**TASK TO COMPLETE:**
The exercise asks for every line of the data to be reproduced exactly.

**GIVEN RECORDS:**
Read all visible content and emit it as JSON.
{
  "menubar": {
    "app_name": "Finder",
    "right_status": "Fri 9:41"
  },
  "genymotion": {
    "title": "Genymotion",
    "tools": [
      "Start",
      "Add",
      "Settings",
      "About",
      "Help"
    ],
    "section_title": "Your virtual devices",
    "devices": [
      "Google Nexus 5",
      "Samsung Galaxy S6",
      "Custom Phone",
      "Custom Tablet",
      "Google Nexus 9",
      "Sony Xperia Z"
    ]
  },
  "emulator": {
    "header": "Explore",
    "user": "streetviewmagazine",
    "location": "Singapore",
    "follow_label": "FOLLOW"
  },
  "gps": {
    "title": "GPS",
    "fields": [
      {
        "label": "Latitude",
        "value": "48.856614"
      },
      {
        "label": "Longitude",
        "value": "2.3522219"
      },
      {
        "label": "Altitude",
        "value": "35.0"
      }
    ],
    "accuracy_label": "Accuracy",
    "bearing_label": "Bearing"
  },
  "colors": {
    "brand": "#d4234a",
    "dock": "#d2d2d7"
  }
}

**PROBLEM SOLUTION:**
Read all visible content and emit it as JSON.
{
  "menubar": {
    "app_name": "Finder",
    "right_status": "Fri 9:41"
  },
  "genymotion": {
    "title": "Genymotion",
    "tools": [
      "Start",
      "Add",
      "Settings",
      "About",
      "Help"
    ],
    "section_title": "Your virtual devices",
    "devices": [
      "Google Nexus 5",
      "Samsung Galaxy S6",
      "Custom Phone",
      "Custom Tablet",
      "Google Nexus 9",
      "Sony Xperia Z"
    ]
  },
  "emulator": {
    "header": "Explore",
    "user": "streetviewmagazine",
    "location": "Singapore",
    "follow_label": "FOLLOW"
  },
  "gps": {
    "title": "GPS",
    "fields": [
      {
        "label": "Latitude",
        "value": "48.856614"
      },
      {
        "label": "Longitude",
        "value": "2.3522219"
      },
      {
        "label": "Altitude",
        "value": "35.0"
      }
    ],
    "accuracy_label": "Accuracy",
    "bearing_label": "Bearing"
  },
  "colors": {
    "brand": "#d4234a",
    "dock": "#d2d2d7"
  }
}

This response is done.